** START Data for processing **

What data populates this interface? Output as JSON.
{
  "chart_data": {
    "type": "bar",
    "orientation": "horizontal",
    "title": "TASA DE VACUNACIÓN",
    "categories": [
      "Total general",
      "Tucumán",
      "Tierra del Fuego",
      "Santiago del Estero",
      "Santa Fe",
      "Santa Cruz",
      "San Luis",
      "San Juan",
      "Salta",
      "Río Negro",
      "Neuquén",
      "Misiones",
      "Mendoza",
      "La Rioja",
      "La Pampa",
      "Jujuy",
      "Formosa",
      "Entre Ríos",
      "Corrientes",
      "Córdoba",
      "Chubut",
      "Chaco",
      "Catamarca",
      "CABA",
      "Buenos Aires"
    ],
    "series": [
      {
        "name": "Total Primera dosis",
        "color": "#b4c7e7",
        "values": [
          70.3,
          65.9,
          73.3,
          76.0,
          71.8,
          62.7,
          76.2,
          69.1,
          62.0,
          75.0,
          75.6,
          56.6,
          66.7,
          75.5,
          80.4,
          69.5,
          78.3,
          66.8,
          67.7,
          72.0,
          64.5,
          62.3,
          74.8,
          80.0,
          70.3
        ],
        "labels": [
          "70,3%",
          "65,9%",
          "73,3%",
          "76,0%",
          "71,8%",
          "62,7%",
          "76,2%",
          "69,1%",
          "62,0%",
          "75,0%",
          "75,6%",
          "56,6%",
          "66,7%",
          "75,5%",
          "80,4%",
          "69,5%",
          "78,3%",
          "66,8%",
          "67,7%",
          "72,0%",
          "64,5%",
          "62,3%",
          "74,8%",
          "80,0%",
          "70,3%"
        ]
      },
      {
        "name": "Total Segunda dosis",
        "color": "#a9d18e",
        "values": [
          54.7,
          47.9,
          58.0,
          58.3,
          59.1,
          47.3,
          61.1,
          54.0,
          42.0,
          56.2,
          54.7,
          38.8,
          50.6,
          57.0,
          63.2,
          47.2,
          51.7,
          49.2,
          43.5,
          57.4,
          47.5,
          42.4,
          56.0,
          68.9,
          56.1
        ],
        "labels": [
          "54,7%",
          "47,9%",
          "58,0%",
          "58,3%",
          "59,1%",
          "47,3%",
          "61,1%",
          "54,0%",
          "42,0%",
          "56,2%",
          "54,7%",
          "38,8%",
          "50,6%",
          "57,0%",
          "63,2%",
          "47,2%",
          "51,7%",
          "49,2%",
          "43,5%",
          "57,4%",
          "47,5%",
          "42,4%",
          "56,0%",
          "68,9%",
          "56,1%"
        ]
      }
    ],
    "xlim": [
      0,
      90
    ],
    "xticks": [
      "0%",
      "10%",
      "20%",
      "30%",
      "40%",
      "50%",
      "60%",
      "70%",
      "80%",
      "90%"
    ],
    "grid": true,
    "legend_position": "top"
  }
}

** END Data for processing **
** START Data for processing **

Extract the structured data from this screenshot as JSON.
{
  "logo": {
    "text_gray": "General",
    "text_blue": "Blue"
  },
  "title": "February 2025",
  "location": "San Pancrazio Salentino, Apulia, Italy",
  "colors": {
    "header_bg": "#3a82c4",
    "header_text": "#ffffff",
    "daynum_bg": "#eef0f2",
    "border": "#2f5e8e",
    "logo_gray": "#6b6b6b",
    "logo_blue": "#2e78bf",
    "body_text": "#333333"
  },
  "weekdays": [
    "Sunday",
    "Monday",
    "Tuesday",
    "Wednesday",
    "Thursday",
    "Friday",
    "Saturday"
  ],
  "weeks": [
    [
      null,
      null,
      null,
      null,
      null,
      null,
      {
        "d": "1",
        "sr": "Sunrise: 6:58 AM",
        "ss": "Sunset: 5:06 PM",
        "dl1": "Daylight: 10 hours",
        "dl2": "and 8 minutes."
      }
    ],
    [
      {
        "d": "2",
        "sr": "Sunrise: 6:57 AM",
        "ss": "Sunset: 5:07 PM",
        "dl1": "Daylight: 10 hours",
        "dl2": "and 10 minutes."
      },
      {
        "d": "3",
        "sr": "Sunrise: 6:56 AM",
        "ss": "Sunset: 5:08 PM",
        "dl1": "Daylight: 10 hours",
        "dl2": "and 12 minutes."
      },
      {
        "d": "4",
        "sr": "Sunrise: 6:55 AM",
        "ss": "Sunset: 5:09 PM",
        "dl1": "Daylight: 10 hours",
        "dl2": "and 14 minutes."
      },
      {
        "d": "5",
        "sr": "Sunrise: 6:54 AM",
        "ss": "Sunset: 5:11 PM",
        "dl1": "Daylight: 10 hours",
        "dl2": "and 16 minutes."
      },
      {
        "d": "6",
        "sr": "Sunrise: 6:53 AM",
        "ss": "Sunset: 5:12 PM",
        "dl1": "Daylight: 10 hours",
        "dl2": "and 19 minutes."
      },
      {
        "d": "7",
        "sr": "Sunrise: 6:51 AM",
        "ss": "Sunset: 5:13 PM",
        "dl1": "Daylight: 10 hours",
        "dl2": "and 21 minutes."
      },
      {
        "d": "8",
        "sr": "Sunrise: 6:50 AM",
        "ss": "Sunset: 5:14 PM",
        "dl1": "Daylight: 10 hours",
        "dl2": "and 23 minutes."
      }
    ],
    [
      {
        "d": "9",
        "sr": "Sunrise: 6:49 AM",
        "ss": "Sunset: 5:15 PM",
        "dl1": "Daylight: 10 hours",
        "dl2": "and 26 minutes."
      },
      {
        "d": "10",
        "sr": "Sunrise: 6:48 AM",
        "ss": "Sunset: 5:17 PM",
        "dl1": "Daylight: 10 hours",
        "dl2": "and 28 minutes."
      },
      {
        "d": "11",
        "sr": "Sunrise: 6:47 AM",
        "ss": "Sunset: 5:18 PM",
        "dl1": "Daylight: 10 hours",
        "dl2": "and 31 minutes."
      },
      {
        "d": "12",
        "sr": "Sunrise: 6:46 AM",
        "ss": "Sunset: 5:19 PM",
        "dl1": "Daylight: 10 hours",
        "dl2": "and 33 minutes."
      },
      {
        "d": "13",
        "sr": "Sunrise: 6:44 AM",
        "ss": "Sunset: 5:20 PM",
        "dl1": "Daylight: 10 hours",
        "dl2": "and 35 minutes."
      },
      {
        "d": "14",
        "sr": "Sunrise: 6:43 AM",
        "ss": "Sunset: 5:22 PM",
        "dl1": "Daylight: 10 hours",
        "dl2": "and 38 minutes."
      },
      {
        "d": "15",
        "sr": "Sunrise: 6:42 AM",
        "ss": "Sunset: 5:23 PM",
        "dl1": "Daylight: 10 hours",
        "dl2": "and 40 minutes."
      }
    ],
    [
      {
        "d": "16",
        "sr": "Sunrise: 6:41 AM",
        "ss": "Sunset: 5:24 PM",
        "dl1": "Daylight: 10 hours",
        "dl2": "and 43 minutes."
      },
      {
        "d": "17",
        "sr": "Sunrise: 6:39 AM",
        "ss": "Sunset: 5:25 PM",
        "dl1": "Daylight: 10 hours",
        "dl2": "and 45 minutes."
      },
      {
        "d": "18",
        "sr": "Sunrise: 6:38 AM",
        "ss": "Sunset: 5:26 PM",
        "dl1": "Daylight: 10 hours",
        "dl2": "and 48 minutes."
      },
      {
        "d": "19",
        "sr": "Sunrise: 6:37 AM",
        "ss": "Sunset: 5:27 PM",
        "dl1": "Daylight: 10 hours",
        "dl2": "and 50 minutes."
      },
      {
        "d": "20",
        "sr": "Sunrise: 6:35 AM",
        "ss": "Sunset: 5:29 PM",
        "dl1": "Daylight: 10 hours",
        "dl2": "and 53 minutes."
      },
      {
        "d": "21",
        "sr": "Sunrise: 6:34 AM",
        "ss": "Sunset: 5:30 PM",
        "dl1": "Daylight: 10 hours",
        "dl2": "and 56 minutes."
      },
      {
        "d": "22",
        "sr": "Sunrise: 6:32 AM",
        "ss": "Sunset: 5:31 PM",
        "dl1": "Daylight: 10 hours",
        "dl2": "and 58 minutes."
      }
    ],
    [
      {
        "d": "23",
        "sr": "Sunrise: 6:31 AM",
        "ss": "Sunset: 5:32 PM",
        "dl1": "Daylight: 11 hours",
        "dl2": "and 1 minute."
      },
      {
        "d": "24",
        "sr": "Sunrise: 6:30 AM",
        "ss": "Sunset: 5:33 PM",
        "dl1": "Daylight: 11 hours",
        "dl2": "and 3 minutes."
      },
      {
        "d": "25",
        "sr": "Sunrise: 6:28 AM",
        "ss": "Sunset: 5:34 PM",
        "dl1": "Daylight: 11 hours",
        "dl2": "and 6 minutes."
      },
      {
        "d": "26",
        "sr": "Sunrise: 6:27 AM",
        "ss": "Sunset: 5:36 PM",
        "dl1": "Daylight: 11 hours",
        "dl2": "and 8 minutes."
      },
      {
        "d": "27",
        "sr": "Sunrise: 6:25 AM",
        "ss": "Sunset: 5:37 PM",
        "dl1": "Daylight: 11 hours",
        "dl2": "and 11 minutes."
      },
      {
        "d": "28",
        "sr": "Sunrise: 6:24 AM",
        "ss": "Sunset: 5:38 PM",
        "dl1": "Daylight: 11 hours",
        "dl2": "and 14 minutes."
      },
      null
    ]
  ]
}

** END Data for processing **
** START Data for processing **

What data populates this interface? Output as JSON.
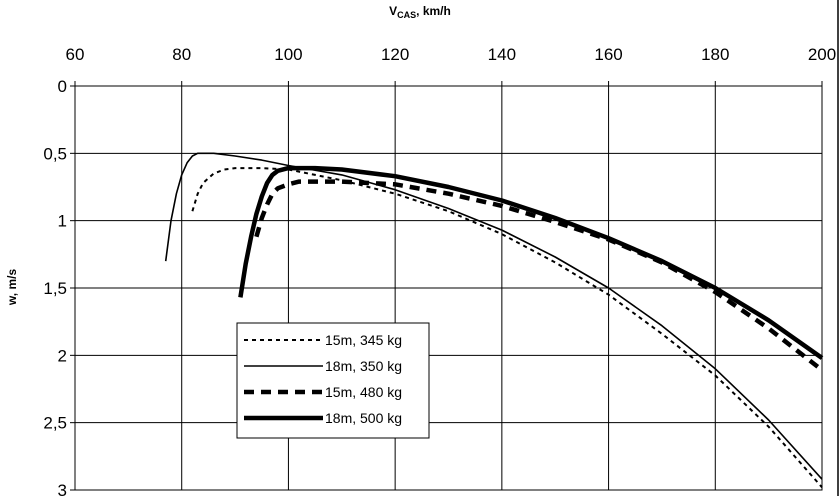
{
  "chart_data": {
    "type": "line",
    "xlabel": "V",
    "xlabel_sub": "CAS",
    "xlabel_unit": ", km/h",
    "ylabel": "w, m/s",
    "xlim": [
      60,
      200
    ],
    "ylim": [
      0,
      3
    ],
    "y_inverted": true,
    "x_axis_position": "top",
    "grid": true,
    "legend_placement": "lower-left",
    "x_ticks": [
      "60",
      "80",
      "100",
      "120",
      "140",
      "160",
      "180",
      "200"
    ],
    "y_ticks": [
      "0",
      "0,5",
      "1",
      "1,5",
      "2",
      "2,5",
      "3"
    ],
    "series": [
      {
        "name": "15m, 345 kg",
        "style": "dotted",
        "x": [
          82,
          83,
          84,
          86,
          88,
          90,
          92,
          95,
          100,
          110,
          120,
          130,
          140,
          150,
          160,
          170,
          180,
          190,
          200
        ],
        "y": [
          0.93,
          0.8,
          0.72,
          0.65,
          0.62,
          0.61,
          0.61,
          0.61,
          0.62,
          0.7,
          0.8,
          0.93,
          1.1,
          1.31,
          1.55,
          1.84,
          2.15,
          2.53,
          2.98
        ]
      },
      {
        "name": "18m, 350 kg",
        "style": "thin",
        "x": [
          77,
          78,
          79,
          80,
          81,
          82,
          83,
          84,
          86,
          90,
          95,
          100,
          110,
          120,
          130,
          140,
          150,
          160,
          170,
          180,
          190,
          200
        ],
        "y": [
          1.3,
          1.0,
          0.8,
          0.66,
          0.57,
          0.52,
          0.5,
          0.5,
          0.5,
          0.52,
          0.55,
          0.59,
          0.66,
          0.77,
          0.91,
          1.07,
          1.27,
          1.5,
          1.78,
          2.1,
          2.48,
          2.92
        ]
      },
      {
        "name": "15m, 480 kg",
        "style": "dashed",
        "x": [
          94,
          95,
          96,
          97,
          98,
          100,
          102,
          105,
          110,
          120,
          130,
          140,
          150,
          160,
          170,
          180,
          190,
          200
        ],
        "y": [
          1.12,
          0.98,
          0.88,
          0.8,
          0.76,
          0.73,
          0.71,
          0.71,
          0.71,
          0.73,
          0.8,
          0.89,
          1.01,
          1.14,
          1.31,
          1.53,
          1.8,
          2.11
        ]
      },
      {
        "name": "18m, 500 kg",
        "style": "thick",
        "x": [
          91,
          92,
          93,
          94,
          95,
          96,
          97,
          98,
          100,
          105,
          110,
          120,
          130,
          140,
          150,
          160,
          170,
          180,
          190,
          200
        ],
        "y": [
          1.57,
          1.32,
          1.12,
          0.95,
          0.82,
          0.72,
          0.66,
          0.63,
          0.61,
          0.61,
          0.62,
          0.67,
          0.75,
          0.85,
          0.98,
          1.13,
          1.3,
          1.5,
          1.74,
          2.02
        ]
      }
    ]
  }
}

** END Data for processing **

◆ Requirements
Find "title". Copy every line it occurs in.

◆ Response to this exercise
    "title": "TASA DE VACUNACIÓN",
  "title": "February 2025",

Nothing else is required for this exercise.